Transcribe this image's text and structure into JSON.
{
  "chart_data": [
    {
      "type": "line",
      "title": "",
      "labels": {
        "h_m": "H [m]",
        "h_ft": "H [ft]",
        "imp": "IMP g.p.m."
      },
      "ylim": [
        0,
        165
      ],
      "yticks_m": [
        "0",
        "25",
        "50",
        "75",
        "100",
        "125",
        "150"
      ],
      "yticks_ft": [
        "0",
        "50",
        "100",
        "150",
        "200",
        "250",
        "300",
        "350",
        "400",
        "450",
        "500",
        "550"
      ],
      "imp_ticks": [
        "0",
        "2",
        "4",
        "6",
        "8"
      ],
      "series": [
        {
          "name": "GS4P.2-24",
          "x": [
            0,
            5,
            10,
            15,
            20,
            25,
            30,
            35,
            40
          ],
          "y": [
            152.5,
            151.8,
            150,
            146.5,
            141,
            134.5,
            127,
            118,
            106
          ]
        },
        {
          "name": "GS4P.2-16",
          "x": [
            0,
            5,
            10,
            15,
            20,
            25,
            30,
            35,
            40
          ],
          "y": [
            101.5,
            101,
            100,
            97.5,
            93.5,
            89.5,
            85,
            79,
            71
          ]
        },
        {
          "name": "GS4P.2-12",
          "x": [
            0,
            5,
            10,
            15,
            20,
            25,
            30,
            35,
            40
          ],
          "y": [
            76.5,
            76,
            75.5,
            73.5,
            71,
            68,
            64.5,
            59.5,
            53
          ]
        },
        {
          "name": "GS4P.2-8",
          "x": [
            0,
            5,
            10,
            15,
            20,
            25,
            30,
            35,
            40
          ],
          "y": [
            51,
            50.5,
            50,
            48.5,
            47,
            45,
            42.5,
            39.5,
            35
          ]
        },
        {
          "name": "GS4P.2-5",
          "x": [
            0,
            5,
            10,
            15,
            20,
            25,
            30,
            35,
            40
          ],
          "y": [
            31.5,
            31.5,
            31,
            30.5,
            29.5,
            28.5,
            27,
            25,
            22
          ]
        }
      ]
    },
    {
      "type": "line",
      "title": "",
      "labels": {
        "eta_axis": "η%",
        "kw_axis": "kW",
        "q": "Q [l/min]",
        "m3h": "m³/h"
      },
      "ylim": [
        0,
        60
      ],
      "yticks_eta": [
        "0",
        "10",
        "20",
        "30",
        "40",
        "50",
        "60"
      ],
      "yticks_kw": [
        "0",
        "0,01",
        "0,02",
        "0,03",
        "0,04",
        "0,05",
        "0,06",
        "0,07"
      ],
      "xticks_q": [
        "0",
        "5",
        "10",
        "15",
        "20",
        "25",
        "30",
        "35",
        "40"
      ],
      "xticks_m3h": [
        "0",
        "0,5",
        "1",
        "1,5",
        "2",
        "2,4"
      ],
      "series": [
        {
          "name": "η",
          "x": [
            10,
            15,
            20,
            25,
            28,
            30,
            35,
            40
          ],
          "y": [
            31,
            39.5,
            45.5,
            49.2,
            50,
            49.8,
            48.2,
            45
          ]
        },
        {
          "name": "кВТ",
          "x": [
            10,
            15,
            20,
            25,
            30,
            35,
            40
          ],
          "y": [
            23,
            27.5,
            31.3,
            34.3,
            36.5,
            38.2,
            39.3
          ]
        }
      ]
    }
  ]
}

___

**Work to do**
Could you quote the material above in full, exactly as it stands?

**Solved exercise**
Transcribe this image's text and structure into JSON.
{
  "chart_data": [
    {
      "type": "line",
      "title": "",
      "labels": {
        "h_m": "H [m]",
        "h_ft": "H [ft]",
        "imp": "IMP g.p.m."
      },
      "ylim": [
        0,
        165
      ],
      "yticks_m": [
        "0",
        "25",
        "50",
        "75",
        "100",
        "125",
        "150"
      ],
      "yticks_ft": [
        "0",
        "50",
        "100",
        "150",
        "200",
        "250",
        "300",
        "350",
        "400",
        "450",
        "500",
        "550"
      ],
      "imp_ticks": [
        "0",
        "2",
        "4",
        "6",
        "8"
      ],
      "series": [
        {
          "name": "GS4P.2-24",
          "x": [
            0,
            5,
            10,
            15,
            20,
            25,
            30,
            35,
            40
          ],
          "y": [
            152.5,
            151.8,
            150,
            146.5,
            141,
            134.5,
            127,
            118,
            106
          ]
        },
        {
          "name": "GS4P.2-16",
          "x": [
            0,
            5,
            10,
            15,
            20,
            25,
            30,
            35,
            40
          ],
          "y": [
            101.5,
            101,
            100,
            97.5,
            93.5,
            89.5,
            85,
            79,
            71
          ]
        },
        {
          "name": "GS4P.2-12",
          "x": [
            0,
            5,
            10,
            15,
            20,
            25,
            30,
            35,
            40
          ],
          "y": [
            76.5,
            76,
            75.5,
            73.5,
            71,
            68,
            64.5,
            59.5,
            53
          ]
        },
        {
          "name": "GS4P.2-8",
          "x": [
            0,
            5,
            10,
            15,
            20,
            25,
            30,
            35,
            40
          ],
          "y": [
            51,
            50.5,
            50,
            48.5,
            47,
            45,
            42.5,
            39.5,
            35
          ]
        },
        {
          "name": "GS4P.2-5",
          "x": [
            0,
            5,
            10,
            15,
            20,
            25,
            30,
            35,
            40
          ],
          "y": [
            31.5,
            31.5,
            31,
            30.5,
            29.5,
            28.5,
            27,
            25,
            22
          ]
        }
      ]
    },
    {
      "type": "line",
      "title": "",
      "labels": {
        "eta_axis": "η%",
        "kw_axis": "kW",
        "q": "Q [l/min]",
        "m3h": "m³/h"
      },
      "ylim": [
        0,
        60
      ],
      "yticks_eta": [
        "0",
        "10",
        "20",
        "30",
        "40",
        "50",
        "60"
      ],
      "yticks_kw": [
        "0",
        "0,01",
        "0,02",
        "0,03",
        "0,04",
        "0,05",
        "0,06",
        "0,07"
      ],
      "xticks_q": [
        "0",
        "5",
        "10",
        "15",
        "20",
        "25",
        "30",
        "35",
        "40"
      ],
      "xticks_m3h": [
        "0",
        "0,5",
        "1",
        "1,5",
        "2",
        "2,4"
      ],
      "series": [
        {
          "name": "η",
          "x": [
            10,
            15,
            20,
            25,
            28,
            30,
            35,
            40
          ],
          "y": [
            31,
            39.5,
            45.5,
            49.2,
            50,
            49.8,
            48.2,
            45
          ]
        },
        {
          "name": "кВТ",
          "x": [
            10,
            15,
            20,
            25,
            30,
            35,
            40
          ],
          "y": [
            23,
            27.5,
            31.3,
            34.3,
            36.5,
            38.2,
            39.3
          ]
        }
      ]
    }
  ]
}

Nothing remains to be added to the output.